◆ **The task**: Write every entry out again exactly, please, and skip the pictures.

◆ **Extracted records**:

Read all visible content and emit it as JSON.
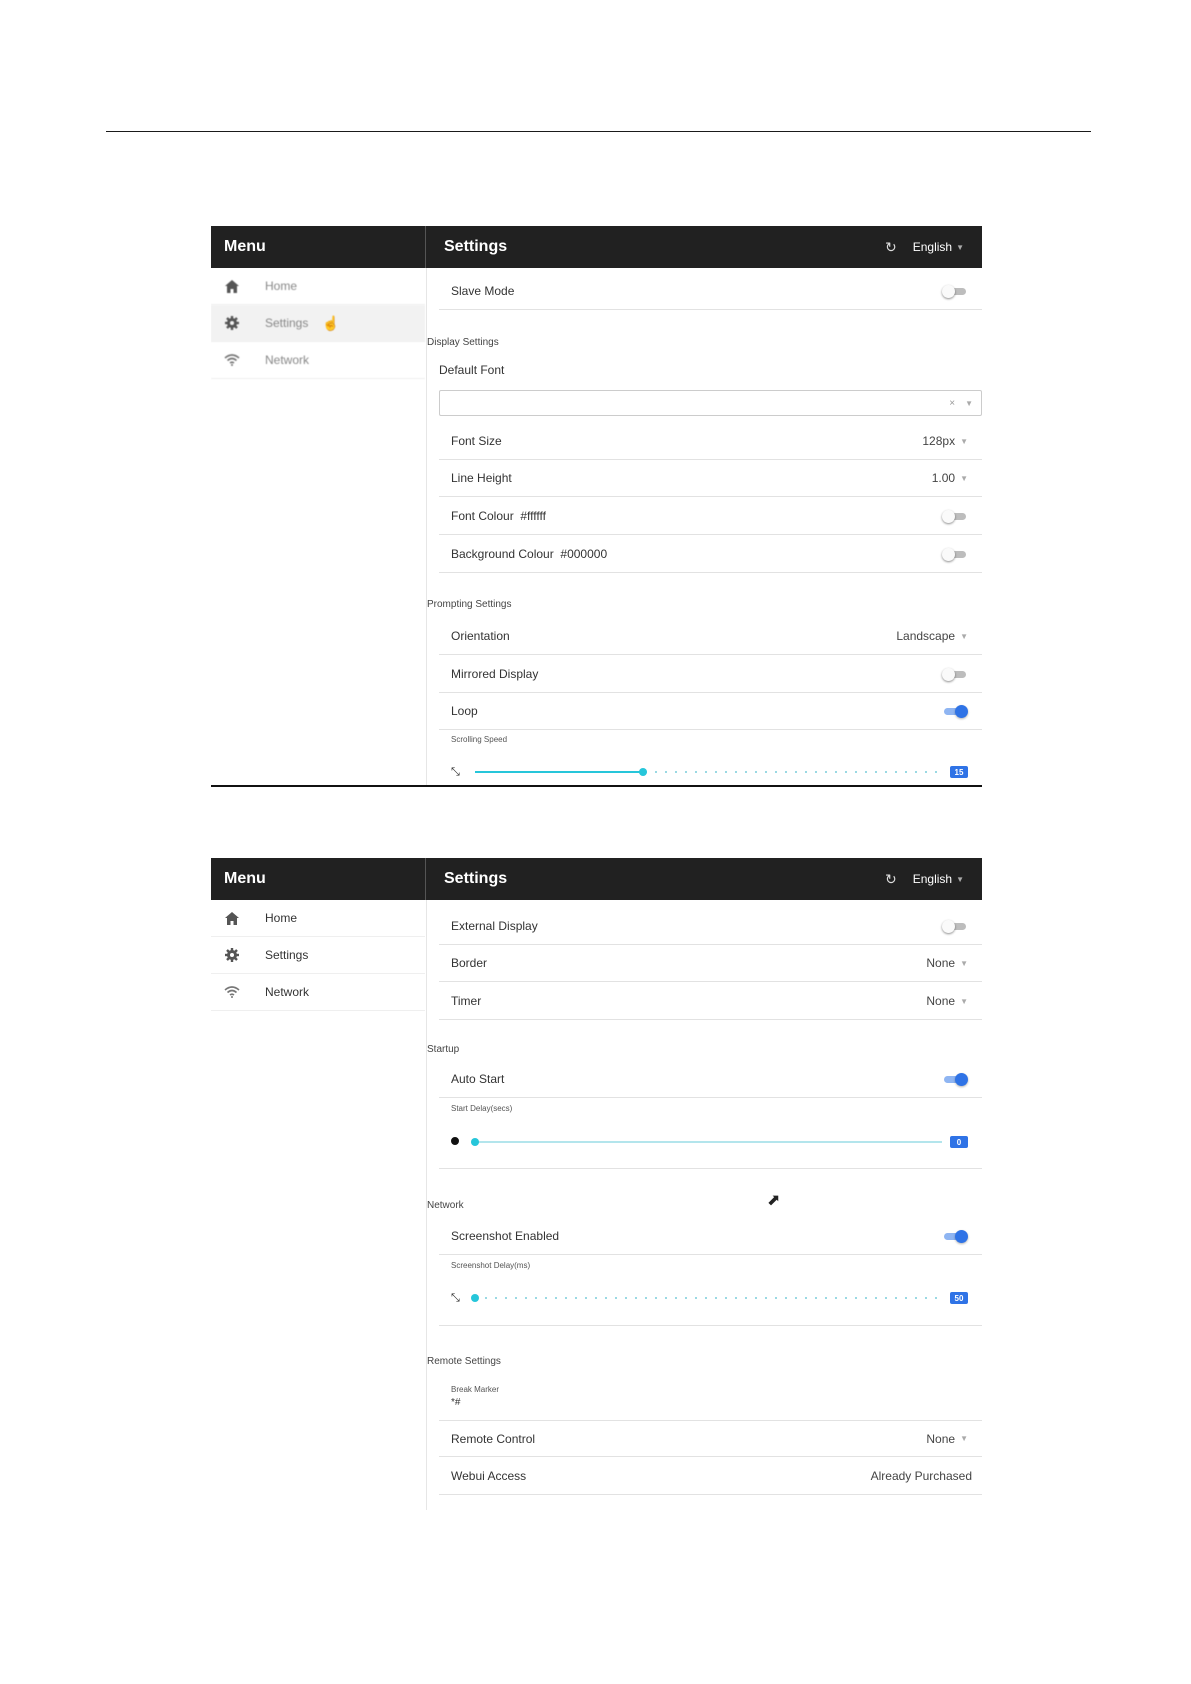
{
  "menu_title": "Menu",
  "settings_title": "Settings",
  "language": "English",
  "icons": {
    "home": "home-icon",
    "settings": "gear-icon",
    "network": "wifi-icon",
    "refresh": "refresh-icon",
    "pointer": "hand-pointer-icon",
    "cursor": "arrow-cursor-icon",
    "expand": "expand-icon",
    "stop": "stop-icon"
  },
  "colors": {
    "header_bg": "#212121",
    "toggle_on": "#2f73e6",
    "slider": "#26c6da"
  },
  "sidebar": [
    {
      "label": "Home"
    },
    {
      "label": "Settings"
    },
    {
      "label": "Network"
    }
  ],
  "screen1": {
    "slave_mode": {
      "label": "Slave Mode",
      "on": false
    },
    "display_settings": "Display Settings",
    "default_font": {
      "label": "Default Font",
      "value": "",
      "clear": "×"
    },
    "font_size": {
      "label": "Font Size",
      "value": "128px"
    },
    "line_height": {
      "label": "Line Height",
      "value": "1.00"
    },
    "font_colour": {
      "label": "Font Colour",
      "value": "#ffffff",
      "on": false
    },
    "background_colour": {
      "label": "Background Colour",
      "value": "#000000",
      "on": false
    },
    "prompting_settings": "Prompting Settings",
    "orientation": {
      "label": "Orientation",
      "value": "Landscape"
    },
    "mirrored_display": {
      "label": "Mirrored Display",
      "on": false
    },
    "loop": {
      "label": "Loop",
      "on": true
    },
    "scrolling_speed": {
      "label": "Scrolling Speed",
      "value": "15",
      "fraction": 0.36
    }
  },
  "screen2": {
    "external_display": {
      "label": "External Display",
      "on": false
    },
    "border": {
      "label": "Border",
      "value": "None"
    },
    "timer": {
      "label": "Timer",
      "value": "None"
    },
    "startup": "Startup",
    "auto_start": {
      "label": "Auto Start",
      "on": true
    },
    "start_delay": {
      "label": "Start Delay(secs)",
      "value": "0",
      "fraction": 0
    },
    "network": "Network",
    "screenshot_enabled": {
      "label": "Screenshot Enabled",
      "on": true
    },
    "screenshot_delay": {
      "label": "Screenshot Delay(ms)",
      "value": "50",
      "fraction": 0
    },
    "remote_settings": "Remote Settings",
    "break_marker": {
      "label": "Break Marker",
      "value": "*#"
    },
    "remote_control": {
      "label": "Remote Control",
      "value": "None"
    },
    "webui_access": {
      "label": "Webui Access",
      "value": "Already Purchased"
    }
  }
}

◆ **Written reply**:
Read all visible content and emit it as JSON.
{
  "menu_title": "Menu",
  "settings_title": "Settings",
  "language": "English",
  "icons": {
    "home": "home-icon",
    "settings": "gear-icon",
    "network": "wifi-icon",
    "refresh": "refresh-icon",
    "pointer": "hand-pointer-icon",
    "cursor": "arrow-cursor-icon",
    "expand": "expand-icon",
    "stop": "stop-icon"
  },
  "colors": {
    "header_bg": "#212121",
    "toggle_on": "#2f73e6",
    "slider": "#26c6da"
  },
  "sidebar": [
    {
      "label": "Home"
    },
    {
      "label": "Settings"
    },
    {
      "label": "Network"
    }
  ],
  "screen1": {
    "slave_mode": {
      "label": "Slave Mode",
      "on": false
    },
    "display_settings": "Display Settings",
    "default_font": {
      "label": "Default Font",
      "value": "",
      "clear": "×"
    },
    "font_size": {
      "label": "Font Size",
      "value": "128px"
    },
    "line_height": {
      "label": "Line Height",
      "value": "1.00"
    },
    "font_colour": {
      "label": "Font Colour",
      "value": "#ffffff",
      "on": false
    },
    "background_colour": {
      "label": "Background Colour",
      "value": "#000000",
      "on": false
    },
    "prompting_settings": "Prompting Settings",
    "orientation": {
      "label": "Orientation",
      "value": "Landscape"
    },
    "mirrored_display": {
      "label": "Mirrored Display",
      "on": false
    },
    "loop": {
      "label": "Loop",
      "on": true
    },
    "scrolling_speed": {
      "label": "Scrolling Speed",
      "value": "15",
      "fraction": 0.36
    }
  },
  "screen2": {
    "external_display": {
      "label": "External Display",
      "on": false
    },
    "border": {
      "label": "Border",
      "value": "None"
    },
    "timer": {
      "label": "Timer",
      "value": "None"
    },
    "startup": "Startup",
    "auto_start": {
      "label": "Auto Start",
      "on": true
    },
    "start_delay": {
      "label": "Start Delay(secs)",
      "value": "0",
      "fraction": 0
    },
    "network": "Network",
    "screenshot_enabled": {
      "label": "Screenshot Enabled",
      "on": true
    },
    "screenshot_delay": {
      "label": "Screenshot Delay(ms)",
      "value": "50",
      "fraction": 0
    },
    "remote_settings": "Remote Settings",
    "break_marker": {
      "label": "Break Marker",
      "value": "*#"
    },
    "remote_control": {
      "label": "Remote Control",
      "value": "None"
    },
    "webui_access": {
      "label": "Webui Access",
      "value": "Already Purchased"
    }
  }
}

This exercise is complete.